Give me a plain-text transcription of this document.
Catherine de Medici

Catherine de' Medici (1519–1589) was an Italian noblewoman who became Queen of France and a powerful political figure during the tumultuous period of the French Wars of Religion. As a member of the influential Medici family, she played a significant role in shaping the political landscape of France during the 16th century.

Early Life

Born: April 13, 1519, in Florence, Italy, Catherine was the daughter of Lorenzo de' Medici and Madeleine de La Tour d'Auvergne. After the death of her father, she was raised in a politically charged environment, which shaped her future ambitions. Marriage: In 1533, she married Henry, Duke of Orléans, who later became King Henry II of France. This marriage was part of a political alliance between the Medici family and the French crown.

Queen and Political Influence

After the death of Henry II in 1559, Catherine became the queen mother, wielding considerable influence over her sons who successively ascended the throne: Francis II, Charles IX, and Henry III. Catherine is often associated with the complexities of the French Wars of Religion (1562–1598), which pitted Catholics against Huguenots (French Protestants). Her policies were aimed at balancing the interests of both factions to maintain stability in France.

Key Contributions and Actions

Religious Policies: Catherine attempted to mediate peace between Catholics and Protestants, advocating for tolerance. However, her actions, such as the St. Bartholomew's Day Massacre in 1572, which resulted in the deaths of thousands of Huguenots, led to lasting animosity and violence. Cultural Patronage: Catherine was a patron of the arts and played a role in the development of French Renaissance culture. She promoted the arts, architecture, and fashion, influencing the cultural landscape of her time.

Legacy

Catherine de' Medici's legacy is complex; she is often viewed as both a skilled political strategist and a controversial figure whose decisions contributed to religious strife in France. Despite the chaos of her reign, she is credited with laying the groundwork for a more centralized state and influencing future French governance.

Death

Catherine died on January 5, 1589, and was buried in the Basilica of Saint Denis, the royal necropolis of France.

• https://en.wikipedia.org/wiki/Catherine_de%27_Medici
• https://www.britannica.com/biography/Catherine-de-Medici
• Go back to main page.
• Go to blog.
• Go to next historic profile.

#### Task instructions:
Copy out every line of the data that includes the word "both".

#### Solution for this exercise:
After the death of Henry II in 1559, Catherine became the queen mother, wielding considerable influence over her sons who successively ascended the throne: Francis II, Charles IX, and Henry III. Catherine is often associated with the complexities of the French Wars of Religion (1562–1598), which pitted Catholics against Huguenots (French Protestants). Her policies were aimed at balancing the interests of both factions to maintain stability in France.
Catherine de' Medici's legacy is complex; she is often viewed as both a skilled political strategist and a controversial figure whose decisions contributed to religious strife in France. Despite the chaos of her reign, she is credited with laying the groundwork for a more centralized state and influencing future French governance.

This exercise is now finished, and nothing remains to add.